→ **Task instructions**
Rewrite the records below, substituting "locking member" for every "lock member" and leaving everything else unchanged.

Stored items:
• • • •

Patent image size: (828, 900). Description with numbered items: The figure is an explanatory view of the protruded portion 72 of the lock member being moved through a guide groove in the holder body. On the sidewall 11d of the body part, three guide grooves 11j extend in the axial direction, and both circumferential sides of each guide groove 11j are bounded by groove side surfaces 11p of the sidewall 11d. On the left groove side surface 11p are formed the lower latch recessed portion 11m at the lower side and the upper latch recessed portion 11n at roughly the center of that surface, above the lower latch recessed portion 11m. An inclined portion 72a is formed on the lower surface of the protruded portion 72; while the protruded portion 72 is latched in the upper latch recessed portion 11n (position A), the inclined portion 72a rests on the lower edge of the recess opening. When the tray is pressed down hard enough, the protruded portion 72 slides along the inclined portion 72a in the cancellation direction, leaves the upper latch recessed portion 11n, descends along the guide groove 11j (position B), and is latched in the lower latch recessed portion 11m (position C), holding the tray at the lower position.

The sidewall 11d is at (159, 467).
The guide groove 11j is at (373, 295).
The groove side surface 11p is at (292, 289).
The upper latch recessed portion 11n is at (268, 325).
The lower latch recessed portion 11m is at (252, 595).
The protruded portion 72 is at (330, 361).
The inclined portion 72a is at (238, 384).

• • • •

→ **Result for this task**
Patent image size: (828, 900). Description with numbered items: The figure is an explanatory view of the protruded portion 72 of the locking member being moved through a guide groove in the holder body. On the sidewall 11d of the body part, three guide grooves 11j extend in the axial direction, and both circumferential sides of each guide groove 11j are bounded by groove side surfaces 11p of the sidewall 11d. On the left groove side surface 11p are formed the lower latch recessed portion 11m at the lower side and the upper latch recessed portion 11n at roughly the center of that surface, above the lower latch recessed portion 11m. An inclined portion 72a is formed on the lower surface of the protruded portion 72; while the protruded portion 72 is latched in the upper latch recessed portion 11n (position A), the inclined portion 72a rests on the lower edge of the recess opening. When the tray is pressed down hard enough, the protruded portion 72 slides along the inclined portion 72a in the cancellation direction, leaves the upper latch recessed portion 11n, descends along the guide groove 11j (position B), and is latched in the lower latch recessed portion 11m (position C), holding the tray at the lower position.

The sidewall 11d is at (159, 467).
The guide groove 11j is at (373, 295).
The groove side surface 11p is at (292, 289).
The upper latch recessed portion 11n is at (268, 325).
The lower latch recessed portion 11m is at (252, 595).
The protruded portion 72 is at (330, 361).
The inclined portion 72a is at (238, 384).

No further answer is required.